Problem description
Identify each line below that contains the word "Betondeckung", and copy it out.
[Extracted data start]
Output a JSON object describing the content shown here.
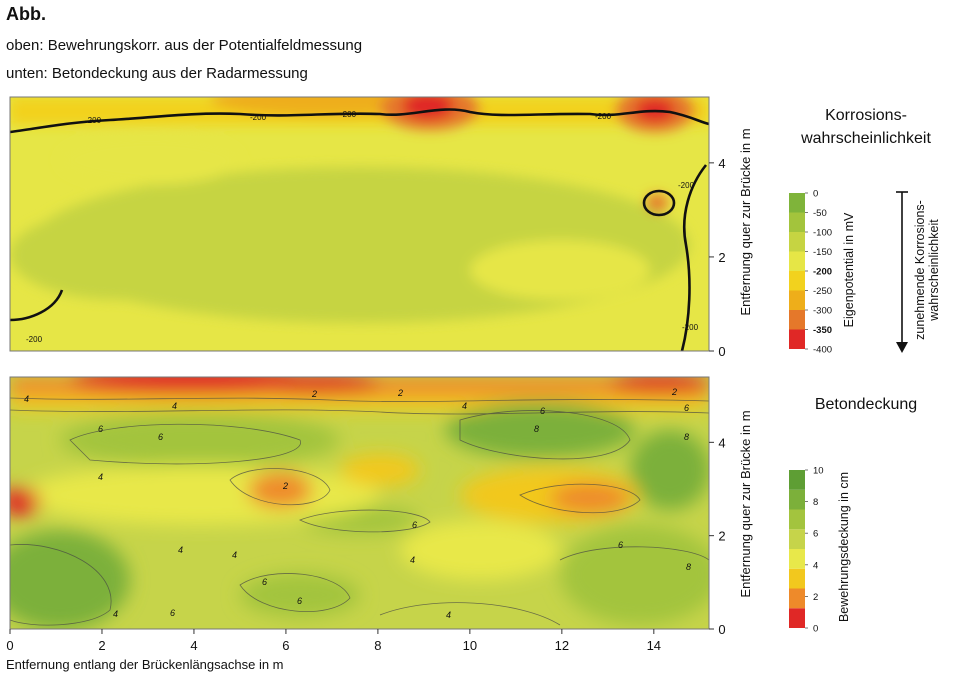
{
  "header": {
    "title": "Abb.",
    "line_top": "oben: Bewehrungskorr. aus der Potentialfeldmessung",
    "line_bottom": "unten: Betondeckung aus der Radarmessung"
  },
  "chart_data": [
    {
      "type": "heatmap",
      "panel": "top",
      "title": "",
      "legend_title_line1": "Korrosions-",
      "legend_title_line2": "wahrscheinlichkeit",
      "xlabel": "",
      "ylabel": "Entfernung quer zur Brücke in m",
      "xlim": [
        0,
        15.2
      ],
      "ylim": [
        0,
        5.4
      ],
      "yticks": [
        "0",
        "2",
        "4"
      ],
      "contour_label": "-200",
      "colorbar": {
        "label": "Eigenpotential in mV",
        "ticks": [
          "0",
          "-50",
          "-100",
          "-150",
          "-200",
          "-250",
          "-300",
          "-350",
          "-400"
        ],
        "bold_ticks": [
          "-200",
          "-350"
        ],
        "colors": [
          "#7fb43a",
          "#a3c43c",
          "#c6d442",
          "#e6e646",
          "#f2d21e",
          "#eeae1a",
          "#e5782a",
          "#e02826"
        ]
      },
      "arrow_label_line1": "zunehmende Korrosions-",
      "arrow_label_line2": "wahrscheinlichkeit",
      "description_values": {
        "background_mv": "-100 to -200",
        "hotspots_mv": [
          "-350 near x=9, y=5",
          "-350 near x=13.8, y=5",
          "-250 near x=14, y=3.2"
        ]
      }
    },
    {
      "type": "heatmap",
      "panel": "bottom",
      "title": "Betondeckung",
      "xlabel": "Entfernung entlang der Brückenlängsachse in m",
      "ylabel": "Entfernung quer zur Brücke in m",
      "xlim": [
        0,
        15.2
      ],
      "ylim": [
        0,
        5.4
      ],
      "xticks": [
        "0",
        "2",
        "4",
        "6",
        "8",
        "10",
        "12",
        "14"
      ],
      "yticks": [
        "0",
        "2",
        "4"
      ],
      "contour_labels": [
        "2",
        "4",
        "6",
        "8"
      ],
      "colorbar": {
        "label": "Bewehrungsdeckung in cm",
        "ticks": [
          "0",
          "2",
          "4",
          "6",
          "8",
          "10"
        ],
        "colors": [
          "#e02826",
          "#ee8a2a",
          "#f2c81e",
          "#e8e84a",
          "#c6d44a",
          "#a3c43e",
          "#7cb03a",
          "#5e9e34"
        ]
      }
    }
  ]
}
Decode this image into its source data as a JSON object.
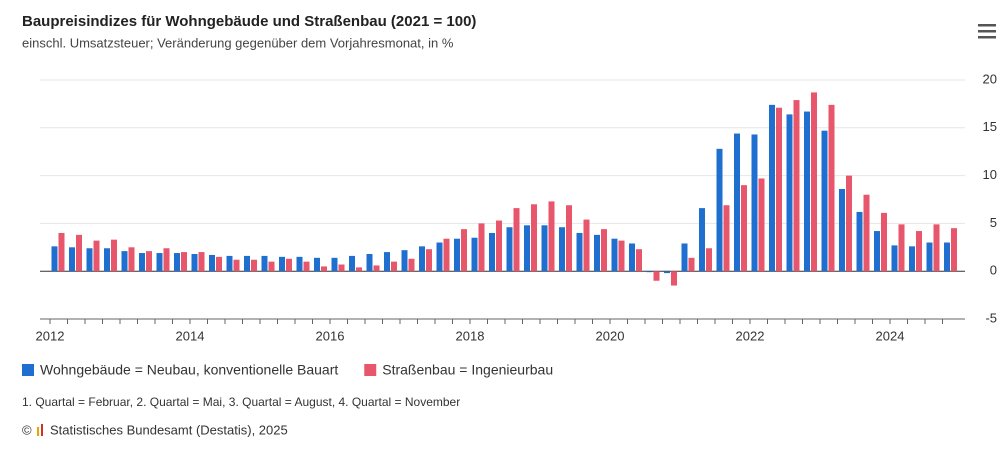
{
  "chart_data": {
    "type": "bar",
    "title": "Baupreisindizes für Wohngebäude und Straßenbau (2021 = 100)",
    "subtitle": "einschl. Umsatzsteuer; Veränderung gegenüber dem Vorjahresmonat, in %",
    "note": "1. Quartal = Februar, 2. Quartal = Mai, 3. Quartal = August, 4. Quartal = November",
    "source": "Statistisches Bundesamt (Destatis), 2025",
    "categories": [
      "2012",
      null,
      null,
      null,
      null,
      null,
      null,
      null,
      "2014",
      null,
      null,
      null,
      null,
      null,
      null,
      null,
      "2016",
      null,
      null,
      null,
      null,
      null,
      null,
      null,
      "2018",
      null,
      null,
      null,
      null,
      null,
      null,
      null,
      "2020",
      null,
      null,
      null,
      null,
      null,
      null,
      null,
      "2022",
      null,
      null,
      null,
      null,
      null,
      null,
      null,
      "2024",
      null,
      null,
      null
    ],
    "series": [
      {
        "name": "Wohngebäude = Neubau, konventionelle Bauart",
        "color": "#1f6fd1",
        "values": [
          2.6,
          2.5,
          2.4,
          2.4,
          2.1,
          1.9,
          1.9,
          1.9,
          1.8,
          1.7,
          1.6,
          1.6,
          1.6,
          1.5,
          1.5,
          1.4,
          1.4,
          1.6,
          1.8,
          2.0,
          2.2,
          2.6,
          3.0,
          3.4,
          3.5,
          4.0,
          4.6,
          4.8,
          4.8,
          4.6,
          4.0,
          3.8,
          3.4,
          2.9,
          -0.1,
          -0.2,
          2.9,
          6.6,
          12.8,
          14.4,
          14.3,
          17.4,
          16.4,
          16.7,
          14.7,
          8.6,
          6.2,
          4.2,
          2.7,
          2.6,
          3.0,
          3.0
        ]
      },
      {
        "name": "Straßenbau = Ingenieurbau",
        "color": "#e8566b",
        "values": [
          4.0,
          3.8,
          3.2,
          3.3,
          2.5,
          2.1,
          2.4,
          2.0,
          2.0,
          1.5,
          1.2,
          1.2,
          1.0,
          1.3,
          1.0,
          0.5,
          0.7,
          0.4,
          0.6,
          1.0,
          1.3,
          2.3,
          3.4,
          4.4,
          5.0,
          5.3,
          6.6,
          7.0,
          7.3,
          6.9,
          5.4,
          4.4,
          3.2,
          2.3,
          -1.0,
          -1.5,
          1.4,
          2.4,
          6.9,
          9.0,
          9.7,
          17.1,
          17.9,
          18.7,
          17.4,
          10.0,
          8.0,
          6.1,
          4.9,
          4.2,
          4.9,
          4.5
        ]
      }
    ],
    "ylim": [
      -5,
      20
    ],
    "yticks": [
      -5,
      0,
      5,
      10,
      15,
      20
    ],
    "grid": true,
    "legend": "bottom-left"
  }
}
[Extracted data end]
Exercise solution
    "line_bottom": "unten: Betondeckung aus der Radarmessung"
      "title": "Betondeckung",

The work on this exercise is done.